— Start Given information —

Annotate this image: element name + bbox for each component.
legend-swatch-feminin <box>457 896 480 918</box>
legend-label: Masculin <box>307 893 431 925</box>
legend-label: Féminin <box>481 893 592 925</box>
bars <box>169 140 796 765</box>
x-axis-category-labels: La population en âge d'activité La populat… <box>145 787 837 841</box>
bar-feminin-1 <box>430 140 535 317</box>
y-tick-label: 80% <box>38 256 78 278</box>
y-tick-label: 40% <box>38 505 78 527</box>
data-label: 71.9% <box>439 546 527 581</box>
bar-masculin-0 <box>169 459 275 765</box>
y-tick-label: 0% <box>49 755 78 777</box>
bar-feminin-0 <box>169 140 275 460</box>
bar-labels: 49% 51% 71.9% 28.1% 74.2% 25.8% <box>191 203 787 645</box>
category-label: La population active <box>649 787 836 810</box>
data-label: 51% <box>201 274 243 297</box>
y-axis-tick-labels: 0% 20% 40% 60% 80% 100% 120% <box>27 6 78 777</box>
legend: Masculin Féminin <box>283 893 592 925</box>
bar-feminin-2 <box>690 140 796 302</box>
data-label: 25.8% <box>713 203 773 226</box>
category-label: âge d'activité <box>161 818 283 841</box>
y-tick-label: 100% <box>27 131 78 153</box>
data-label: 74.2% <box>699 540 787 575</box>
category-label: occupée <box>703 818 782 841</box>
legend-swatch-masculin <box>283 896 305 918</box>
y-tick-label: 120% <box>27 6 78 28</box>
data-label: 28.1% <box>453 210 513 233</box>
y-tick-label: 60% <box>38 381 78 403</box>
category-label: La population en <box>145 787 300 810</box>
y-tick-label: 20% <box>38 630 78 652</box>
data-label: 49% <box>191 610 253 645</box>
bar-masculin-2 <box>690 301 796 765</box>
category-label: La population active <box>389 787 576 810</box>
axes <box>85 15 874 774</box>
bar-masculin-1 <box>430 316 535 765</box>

— End Given information —

-- To be done --
How many lines in the rows above contain the string "axis"? Reply with the number only.

-- Result --
2